### INSTRUCTIONS TO FOLLOW
Would you repeat the listing exactly but omit every picture?

### DATASET
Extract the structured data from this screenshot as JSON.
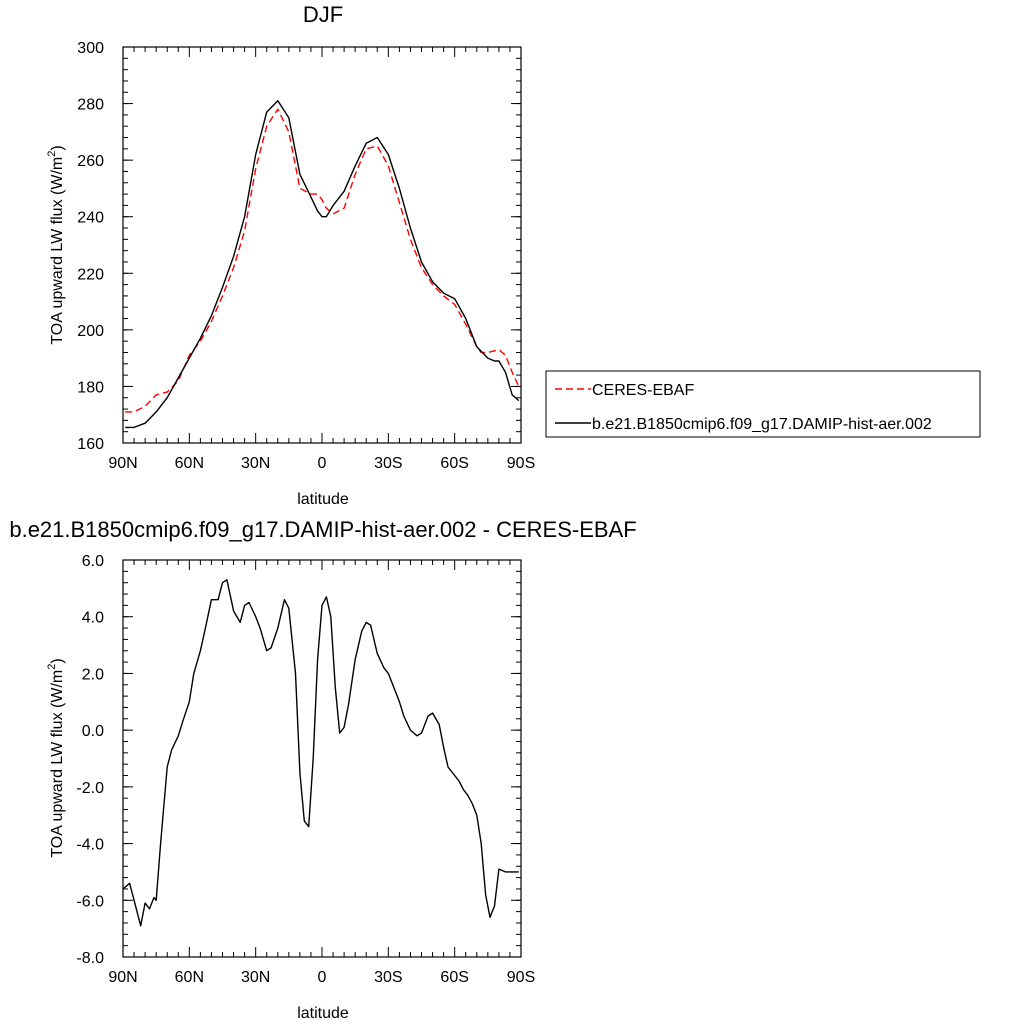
{
  "chart_data": [
    {
      "type": "line",
      "title": "DJF",
      "xlabel": "latitude",
      "ylabel": "TOA upward LW flux (W/m",
      "ylabel_sup": "2",
      "ylabel_end": ")",
      "xlim": [
        90,
        -90
      ],
      "ylim": [
        160,
        300
      ],
      "x_ticks": [
        90,
        60,
        30,
        0,
        -30,
        -60,
        -90
      ],
      "x_tick_labels": [
        "90N",
        "60N",
        "30N",
        "0",
        "30S",
        "60S",
        "90S"
      ],
      "y_ticks": [
        160,
        180,
        200,
        220,
        240,
        260,
        280,
        300
      ],
      "y_tick_labels": [
        "160",
        "180",
        "200",
        "220",
        "240",
        "260",
        "280",
        "300"
      ],
      "legend_position": "right",
      "series": [
        {
          "name": "CERES-EBAF",
          "color": "#ff0000",
          "dash": "dashed",
          "x": [
            89,
            85,
            80,
            75,
            70,
            65,
            60,
            55,
            50,
            45,
            40,
            35,
            30,
            25,
            20,
            15,
            10,
            5,
            2,
            0,
            -2,
            -5,
            -10,
            -15,
            -20,
            -25,
            -30,
            -35,
            -40,
            -45,
            -50,
            -55,
            -60,
            -65,
            -70,
            -72,
            -75,
            -80,
            -83,
            -86,
            -89
          ],
          "y": [
            171,
            171,
            173,
            177,
            178,
            182,
            191,
            196,
            203,
            212,
            222,
            235,
            257,
            272,
            278,
            270,
            250,
            248,
            248,
            246,
            243,
            241,
            243,
            255,
            264,
            265,
            258,
            245,
            232,
            222,
            216,
            212,
            209,
            202,
            194,
            192,
            192,
            193,
            191,
            185,
            180
          ]
        },
        {
          "name": "b.e21.B1850cmip6.f09_g17.DAMIP-hist-aer.002",
          "color": "#000000",
          "dash": "solid",
          "x": [
            89,
            85,
            80,
            75,
            70,
            65,
            60,
            55,
            50,
            45,
            40,
            35,
            30,
            25,
            20,
            15,
            10,
            5,
            2,
            0,
            -2,
            -5,
            -10,
            -15,
            -20,
            -25,
            -30,
            -35,
            -40,
            -45,
            -50,
            -55,
            -60,
            -65,
            -70,
            -75,
            -78,
            -80,
            -83,
            -86,
            -89
          ],
          "y": [
            165.5,
            165.5,
            167,
            171,
            176,
            183,
            190,
            197,
            205,
            215,
            226,
            240,
            262,
            277,
            281,
            275,
            255,
            247,
            242,
            240,
            240,
            244,
            249,
            258,
            266,
            268,
            262,
            250,
            236,
            224,
            217,
            213,
            211,
            204,
            194,
            190,
            189,
            189,
            185,
            177,
            175
          ]
        }
      ]
    },
    {
      "type": "line",
      "title": "b.e21.B1850cmip6.f09_g17.DAMIP-hist-aer.002 - CERES-EBAF",
      "xlabel": "latitude",
      "ylabel": "TOA upward LW flux (W/m",
      "ylabel_sup": "2",
      "ylabel_end": ")",
      "xlim": [
        90,
        -90
      ],
      "ylim": [
        -8,
        6
      ],
      "x_ticks": [
        90,
        60,
        30,
        0,
        -30,
        -60,
        -90
      ],
      "x_tick_labels": [
        "90N",
        "60N",
        "30N",
        "0",
        "30S",
        "60S",
        "90S"
      ],
      "y_ticks": [
        -8,
        -6,
        -4,
        -2,
        0,
        2,
        4,
        6
      ],
      "y_tick_labels": [
        "-8.0",
        "-6.0",
        "-4.0",
        "-2.0",
        "0.0",
        "2.0",
        "4.0",
        "6.0"
      ],
      "series": [
        {
          "color": "#000000",
          "x": [
            90,
            87,
            85,
            82,
            80,
            78,
            76,
            75,
            73,
            70,
            68,
            65,
            63,
            60,
            58,
            55,
            53,
            50,
            47,
            45,
            43,
            40,
            37,
            35,
            33,
            30,
            28,
            25,
            23,
            20,
            17,
            15,
            12,
            10,
            8,
            6,
            4,
            2,
            0,
            -2,
            -4,
            -6,
            -8,
            -10,
            -12,
            -15,
            -18,
            -20,
            -22,
            -25,
            -28,
            -30,
            -32,
            -35,
            -37,
            -40,
            -43,
            -45,
            -48,
            -50,
            -53,
            -55,
            -57,
            -60,
            -62,
            -64,
            -66,
            -68,
            -70,
            -72,
            -74,
            -76,
            -78,
            -80,
            -83,
            -85,
            -87,
            -89
          ],
          "y": [
            -5.6,
            -5.4,
            -6.0,
            -6.9,
            -6.1,
            -6.3,
            -5.9,
            -6.0,
            -4.0,
            -1.3,
            -0.7,
            -0.2,
            0.3,
            1.0,
            2.0,
            2.8,
            3.5,
            4.6,
            4.6,
            5.2,
            5.3,
            4.2,
            3.8,
            4.4,
            4.5,
            4.0,
            3.6,
            2.8,
            2.9,
            3.6,
            4.6,
            4.3,
            2.0,
            -1.5,
            -3.2,
            -3.4,
            -1.0,
            2.5,
            4.4,
            4.7,
            4.0,
            1.5,
            -0.1,
            0.1,
            0.9,
            2.5,
            3.5,
            3.8,
            3.7,
            2.7,
            2.2,
            2.0,
            1.6,
            1.0,
            0.5,
            0.0,
            -0.2,
            -0.1,
            0.5,
            0.6,
            0.2,
            -0.6,
            -1.3,
            -1.6,
            -1.8,
            -2.1,
            -2.3,
            -2.6,
            -3.0,
            -4.0,
            -5.8,
            -6.6,
            -6.2,
            -4.9,
            -5.0,
            -5.0,
            -5.0,
            -5.0
          ]
        }
      ]
    }
  ]
}
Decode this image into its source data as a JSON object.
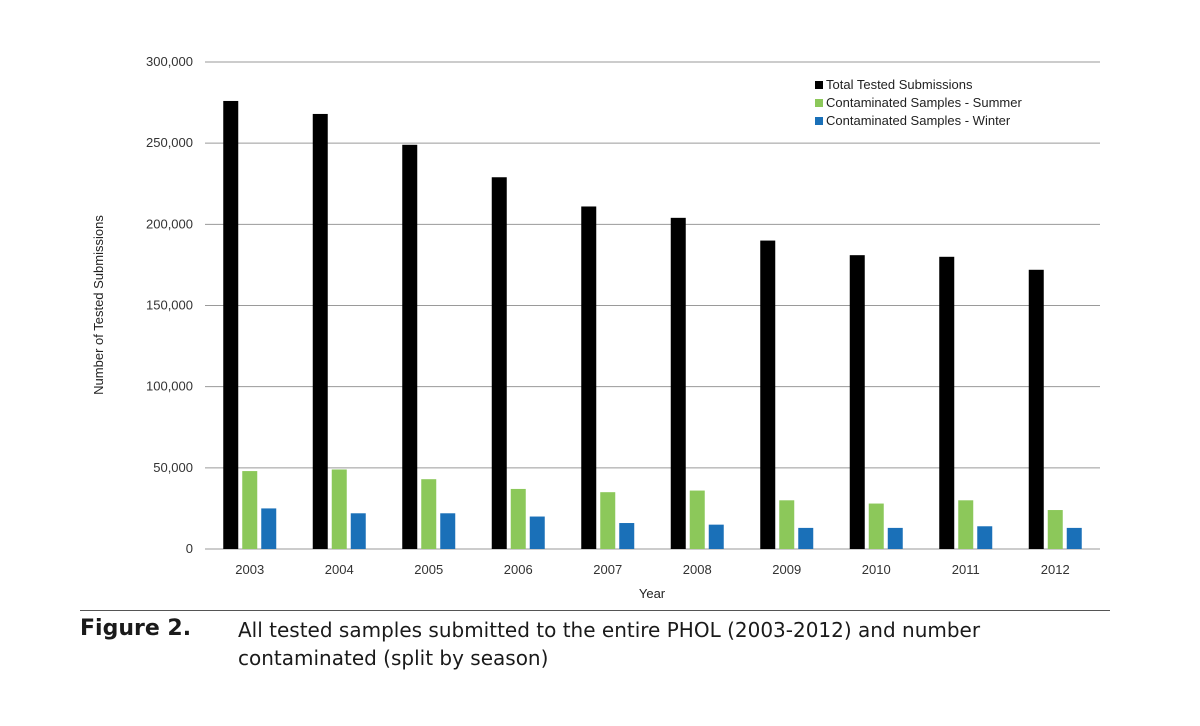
{
  "chart_data": {
    "type": "bar",
    "categories": [
      "2003",
      "2004",
      "2005",
      "2006",
      "2007",
      "2008",
      "2009",
      "2010",
      "2011",
      "2012"
    ],
    "series": [
      {
        "name": "Total Tested Submissions",
        "color": "#000000",
        "values": [
          276000,
          268000,
          249000,
          229000,
          211000,
          204000,
          190000,
          181000,
          180000,
          172000
        ]
      },
      {
        "name": "Contaminated Samples - Summer",
        "color": "#8cc85a",
        "values": [
          48000,
          49000,
          43000,
          37000,
          35000,
          36000,
          30000,
          28000,
          30000,
          24000
        ]
      },
      {
        "name": "Contaminated Samples - Winter",
        "color": "#1a70b8",
        "values": [
          25000,
          22000,
          22000,
          20000,
          16000,
          15000,
          13000,
          13000,
          14000,
          13000
        ]
      }
    ],
    "xlabel": "Year",
    "ylabel": "Number of Tested Submissions",
    "ylim": [
      0,
      300000
    ],
    "yticks": [
      0,
      50000,
      100000,
      150000,
      200000,
      250000,
      300000
    ],
    "ytick_labels": [
      "0",
      "50,000",
      "100,000",
      "150,000",
      "200,000",
      "250,000",
      "300,000"
    ],
    "grid": true,
    "legend_position": "top-right"
  },
  "caption": {
    "label": "Figure 2.",
    "text": "All tested samples submitted to the entire PHOL (2003-2012) and number contaminated (split by season)"
  }
}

### THE COMPLETED TASK
Extract the structured data from this screenshot as JSON.
{
  "chart_data": [
    {
      "type": "line",
      "title": "DJF",
      "xlabel": "latitude",
      "ylabel": "TOA upward LW flux (W/m",
      "ylabel_sup": "2",
      "ylabel_end": ")",
      "xlim": [
        90,
        -90
      ],
      "ylim": [
        160,
        300
      ],
      "x_ticks": [
        90,
        60,
        30,
        0,
        -30,
        -60,
        -90
      ],
      "x_tick_labels": [
        "90N",
        "60N",
        "30N",
        "0",
        "30S",
        "60S",
        "90S"
      ],
      "y_ticks": [
        160,
        180,
        200,
        220,
        240,
        260,
        280,
        300
      ],
      "y_tick_labels": [
        "160",
        "180",
        "200",
        "220",
        "240",
        "260",
        "280",
        "300"
      ],
      "legend_position": "right",
      "series": [
        {
          "name": "CERES-EBAF",
          "color": "#ff0000",
          "dash": "dashed",
          "x": [
            89,
            85,
            80,
            75,
            70,
            65,
            60,
            55,
            50,
            45,
            40,
            35,
            30,
            25,
            20,
            15,
            10,
            5,
            2,
            0,
            -2,
            -5,
            -10,
            -15,
            -20,
            -25,
            -30,
            -35,
            -40,
            -45,
            -50,
            -55,
            -60,
            -65,
            -70,
            -72,
            -75,
            -80,
            -83,
            -86,
            -89
          ],
          "y": [
            171,
            171,
            173,
            177,
            178,
            182,
            191,
            196,
            203,
            212,
            222,
            235,
            257,
            272,
            278,
            270,
            250,
            248,
            248,
            246,
            243,
            241,
            243,
            255,
            264,
            265,
            258,
            245,
            232,
            222,
            216,
            212,
            209,
            202,
            194,
            192,
            192,
            193,
            191,
            185,
            180
          ]
        },
        {
          "name": "b.e21.B1850cmip6.f09_g17.DAMIP-hist-aer.002",
          "color": "#000000",
          "dash": "solid",
          "x": [
            89,
            85,
            80,
            75,
            70,
            65,
            60,
            55,
            50,
            45,
            40,
            35,
            30,
            25,
            20,
            15,
            10,
            5,
            2,
            0,
            -2,
            -5,
            -10,
            -15,
            -20,
            -25,
            -30,
            -35,
            -40,
            -45,
            -50,
            -55,
            -60,
            -65,
            -70,
            -75,
            -78,
            -80,
            -83,
            -86,
            -89
          ],
          "y": [
            165.5,
            165.5,
            167,
            171,
            176,
            183,
            190,
            197,
            205,
            215,
            226,
            240,
            262,
            277,
            281,
            275,
            255,
            247,
            242,
            240,
            240,
            244,
            249,
            258,
            266,
            268,
            262,
            250,
            236,
            224,
            217,
            213,
            211,
            204,
            194,
            190,
            189,
            189,
            185,
            177,
            175
          ]
        }
      ]
    },
    {
      "type": "line",
      "title": "b.e21.B1850cmip6.f09_g17.DAMIP-hist-aer.002 - CERES-EBAF",
      "xlabel": "latitude",
      "ylabel": "TOA upward LW flux (W/m",
      "ylabel_sup": "2",
      "ylabel_end": ")",
      "xlim": [
        90,
        -90
      ],
      "ylim": [
        -8,
        6
      ],
      "x_ticks": [
        90,
        60,
        30,
        0,
        -30,
        -60,
        -90
      ],
      "x_tick_labels": [
        "90N",
        "60N",
        "30N",
        "0",
        "30S",
        "60S",
        "90S"
      ],
      "y_ticks": [
        -8,
        -6,
        -4,
        -2,
        0,
        2,
        4,
        6
      ],
      "y_tick_labels": [
        "-8.0",
        "-6.0",
        "-4.0",
        "-2.0",
        "0.0",
        "2.0",
        "4.0",
        "6.0"
      ],
      "series": [
        {
          "color": "#000000",
          "x": [
            90,
            87,
            85,
            82,
            80,
            78,
            76,
            75,
            73,
            70,
            68,
            65,
            63,
            60,
            58,
            55,
            53,
            50,
            47,
            45,
            43,
            40,
            37,
            35,
            33,
            30,
            28,
            25,
            23,
            20,
            17,
            15,
            12,
            10,
            8,
            6,
            4,
            2,
            0,
            -2,
            -4,
            -6,
            -8,
            -10,
            -12,
            -15,
            -18,
            -20,
            -22,
            -25,
            -28,
            -30,
            -32,
            -35,
            -37,
            -40,
            -43,
            -45,
            -48,
            -50,
            -53,
            -55,
            -57,
            -60,
            -62,
            -64,
            -66,
            -68,
            -70,
            -72,
            -74,
            -76,
            -78,
            -80,
            -83,
            -85,
            -87,
            -89
          ],
          "y": [
            -5.6,
            -5.4,
            -6.0,
            -6.9,
            -6.1,
            -6.3,
            -5.9,
            -6.0,
            -4.0,
            -1.3,
            -0.7,
            -0.2,
            0.3,
            1.0,
            2.0,
            2.8,
            3.5,
            4.6,
            4.6,
            5.2,
            5.3,
            4.2,
            3.8,
            4.4,
            4.5,
            4.0,
            3.6,
            2.8,
            2.9,
            3.6,
            4.6,
            4.3,
            2.0,
            -1.5,
            -3.2,
            -3.4,
            -1.0,
            2.5,
            4.4,
            4.7,
            4.0,
            1.5,
            -0.1,
            0.1,
            0.9,
            2.5,
            3.5,
            3.8,
            3.7,
            2.7,
            2.2,
            2.0,
            1.6,
            1.0,
            0.5,
            0.0,
            -0.2,
            -0.1,
            0.5,
            0.6,
            0.2,
            -0.6,
            -1.3,
            -1.6,
            -1.8,
            -2.1,
            -2.3,
            -2.6,
            -3.0,
            -4.0,
            -5.8,
            -6.6,
            -6.2,
            -4.9,
            -5.0,
            -5.0,
            -5.0,
            -5.0
          ]
        }
      ]
    }
  ]
}
Decode this image into its source data as a JSON object.
{
  "chart_data": {
    "type": "bar",
    "categories": [
      "2003",
      "2004",
      "2005",
      "2006",
      "2007",
      "2008",
      "2009",
      "2010",
      "2011",
      "2012"
    ],
    "series": [
      {
        "name": "Total Tested Submissions",
        "color": "#000000",
        "values": [
          276000,
          268000,
          249000,
          229000,
          211000,
          204000,
          190000,
          181000,
          180000,
          172000
        ]
      },
      {
        "name": "Contaminated Samples - Summer",
        "color": "#8cc85a",
        "values": [
          48000,
          49000,
          43000,
          37000,
          35000,
          36000,
          30000,
          28000,
          30000,
          24000
        ]
      },
      {
        "name": "Contaminated Samples - Winter",
        "color": "#1a70b8",
        "values": [
          25000,
          22000,
          22000,
          20000,
          16000,
          15000,
          13000,
          13000,
          14000,
          13000
        ]
      }
    ],
    "xlabel": "Year",
    "ylabel": "Number of Tested Submissions",
    "ylim": [
      0,
      300000
    ],
    "yticks": [
      0,
      50000,
      100000,
      150000,
      200000,
      250000,
      300000
    ],
    "ytick_labels": [
      "0",
      "50,000",
      "100,000",
      "150,000",
      "200,000",
      "250,000",
      "300,000"
    ],
    "grid": true,
    "legend_position": "top-right"
  },
  "caption": {
    "label": "Figure 2.",
    "text": "All tested samples submitted to the entire PHOL (2003-2012) and number contaminated (split by season)"
  }
}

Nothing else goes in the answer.